# TASK DIRECTIONS
Locate the lines where "name" occurs and copy them as they stand.

════════

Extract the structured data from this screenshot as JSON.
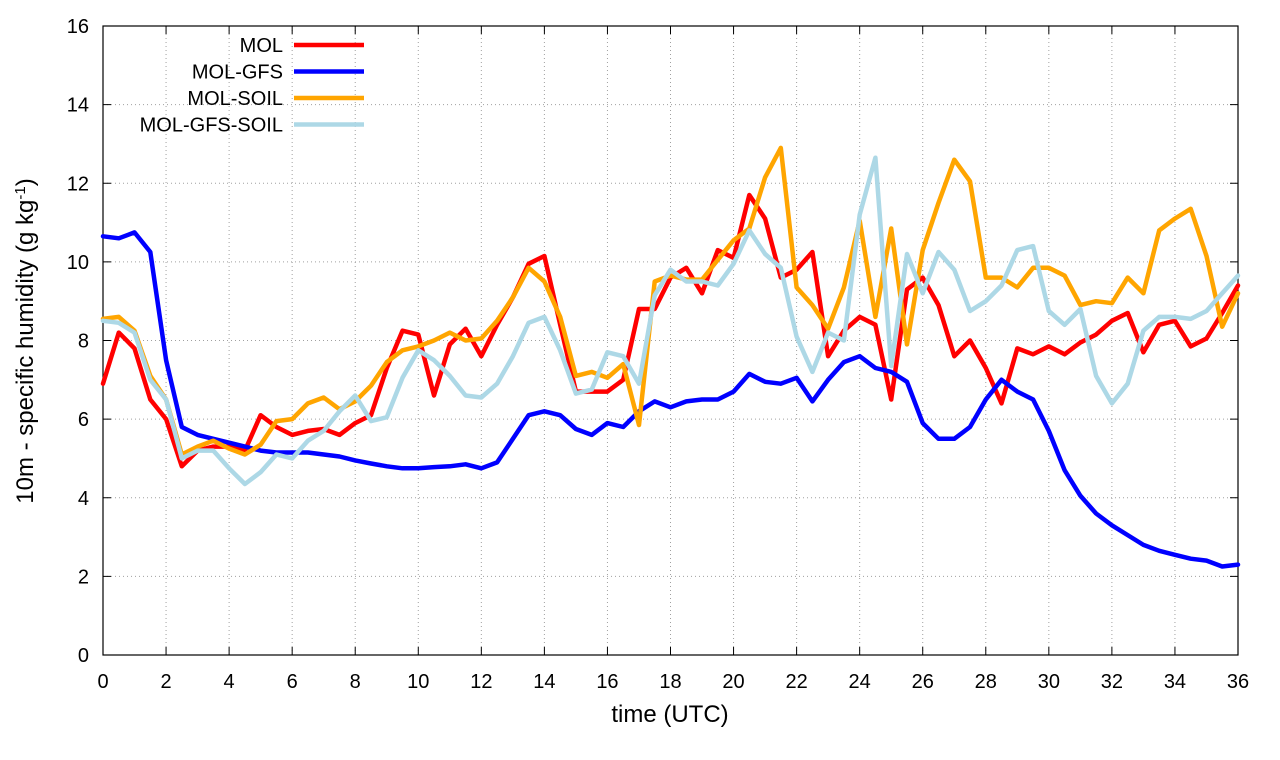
{
  "chart_data": {
    "type": "line",
    "title": "",
    "xlabel": "time (UTC)",
    "ylabel_main": "10m - specific humidity (g kg",
    "ylabel_sup": "-1",
    "ylabel_close": ")",
    "xlim": [
      0,
      36
    ],
    "ylim": [
      0,
      16
    ],
    "xticks": [
      0,
      2,
      4,
      6,
      8,
      10,
      12,
      14,
      16,
      18,
      20,
      22,
      24,
      26,
      28,
      30,
      32,
      34,
      36
    ],
    "yticks": [
      0,
      2,
      4,
      6,
      8,
      10,
      12,
      14,
      16
    ],
    "grid": true,
    "legend_position": "top-left",
    "x": [
      0,
      0.5,
      1,
      1.5,
      2,
      2.5,
      3,
      3.5,
      4,
      4.5,
      5,
      5.5,
      6,
      6.5,
      7,
      7.5,
      8,
      8.5,
      9,
      9.5,
      10,
      10.5,
      11,
      11.5,
      12,
      12.5,
      13,
      13.5,
      14,
      14.5,
      15,
      15.5,
      16,
      16.5,
      17,
      17.5,
      18,
      18.5,
      19,
      19.5,
      20,
      20.5,
      21,
      21.5,
      22,
      22.5,
      23,
      23.5,
      24,
      24.5,
      25,
      25.5,
      26,
      26.5,
      27,
      27.5,
      28,
      28.5,
      29,
      29.5,
      30,
      30.5,
      31,
      31.5,
      32,
      32.5,
      33,
      33.5,
      34,
      34.5,
      35,
      35.5,
      36
    ],
    "series": [
      {
        "name": "MOL",
        "color": "#ff0000",
        "values": [
          6.9,
          8.2,
          7.8,
          6.5,
          6.0,
          4.8,
          5.2,
          5.3,
          5.3,
          5.2,
          6.1,
          5.8,
          5.6,
          5.7,
          5.75,
          5.6,
          5.9,
          6.1,
          7.3,
          8.25,
          8.15,
          6.6,
          7.9,
          8.3,
          7.6,
          8.4,
          9.1,
          9.95,
          10.15,
          8.4,
          6.7,
          6.7,
          6.7,
          7.0,
          8.8,
          8.8,
          9.6,
          9.85,
          9.2,
          10.3,
          10.1,
          11.7,
          11.1,
          9.6,
          9.8,
          10.25,
          7.6,
          8.25,
          8.6,
          8.4,
          6.5,
          9.3,
          9.6,
          8.9,
          7.6,
          8.0,
          7.3,
          6.4,
          7.8,
          7.65,
          7.85,
          7.65,
          7.95,
          8.15,
          8.5,
          8.7,
          7.7,
          8.4,
          8.5,
          7.85,
          8.05,
          8.7,
          9.4
        ]
      },
      {
        "name": "MOL-GFS",
        "color": "#0000ff",
        "values": [
          10.65,
          10.6,
          10.75,
          10.25,
          7.5,
          5.8,
          5.6,
          5.5,
          5.4,
          5.3,
          5.2,
          5.15,
          5.15,
          5.15,
          5.1,
          5.05,
          4.95,
          4.87,
          4.8,
          4.75,
          4.75,
          4.78,
          4.8,
          4.85,
          4.75,
          4.9,
          5.5,
          6.1,
          6.2,
          6.1,
          5.75,
          5.6,
          5.9,
          5.8,
          6.2,
          6.45,
          6.3,
          6.45,
          6.5,
          6.5,
          6.7,
          7.15,
          6.95,
          6.9,
          7.05,
          6.45,
          7.0,
          7.45,
          7.6,
          7.3,
          7.2,
          6.95,
          5.9,
          5.5,
          5.5,
          5.8,
          6.5,
          7.0,
          6.7,
          6.5,
          5.7,
          4.7,
          4.05,
          3.6,
          3.3,
          3.05,
          2.8,
          2.65,
          2.55,
          2.45,
          2.4,
          2.25,
          2.3
        ]
      },
      {
        "name": "MOL-SOIL",
        "color": "#ffa500",
        "values": [
          8.55,
          8.6,
          8.25,
          7.1,
          6.5,
          5.1,
          5.3,
          5.45,
          5.25,
          5.1,
          5.35,
          5.95,
          6.0,
          6.4,
          6.55,
          6.25,
          6.45,
          6.85,
          7.45,
          7.75,
          7.85,
          8.0,
          8.2,
          8.0,
          8.05,
          8.5,
          9.1,
          9.85,
          9.5,
          8.6,
          7.1,
          7.2,
          7.05,
          7.4,
          5.85,
          9.5,
          9.65,
          9.55,
          9.55,
          10.05,
          10.55,
          10.85,
          12.15,
          12.9,
          9.35,
          8.9,
          8.3,
          9.35,
          11.05,
          8.6,
          10.85,
          7.9,
          10.3,
          11.5,
          12.6,
          12.05,
          9.6,
          9.6,
          9.35,
          9.85,
          9.85,
          9.65,
          8.9,
          9.0,
          8.95,
          9.6,
          9.2,
          10.8,
          11.1,
          11.35,
          10.15,
          8.35,
          9.2
        ]
      },
      {
        "name": "MOL-GFS-SOIL",
        "color": "#add8e6",
        "values": [
          8.5,
          8.45,
          8.2,
          7.0,
          6.5,
          5.0,
          5.2,
          5.2,
          4.75,
          4.35,
          4.65,
          5.1,
          5.0,
          5.45,
          5.7,
          6.2,
          6.6,
          5.95,
          6.05,
          7.05,
          7.75,
          7.5,
          7.1,
          6.6,
          6.55,
          6.9,
          7.6,
          8.45,
          8.6,
          7.75,
          6.65,
          6.75,
          7.7,
          7.6,
          6.9,
          9.15,
          9.8,
          9.5,
          9.5,
          9.4,
          9.95,
          10.8,
          10.2,
          9.85,
          8.1,
          7.2,
          8.2,
          8.0,
          11.2,
          12.65,
          7.35,
          10.2,
          9.2,
          10.25,
          9.8,
          8.75,
          9.0,
          9.4,
          10.3,
          10.4,
          8.75,
          8.4,
          8.8,
          7.1,
          6.4,
          6.9,
          8.25,
          8.6,
          8.6,
          8.55,
          8.75,
          9.2,
          9.65
        ]
      }
    ]
  }
}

════════

# TASK RESPONSE
        "name": "MOL",
        "name": "MOL-GFS",
        "name": "MOL-SOIL",
        "name": "MOL-GFS-SOIL",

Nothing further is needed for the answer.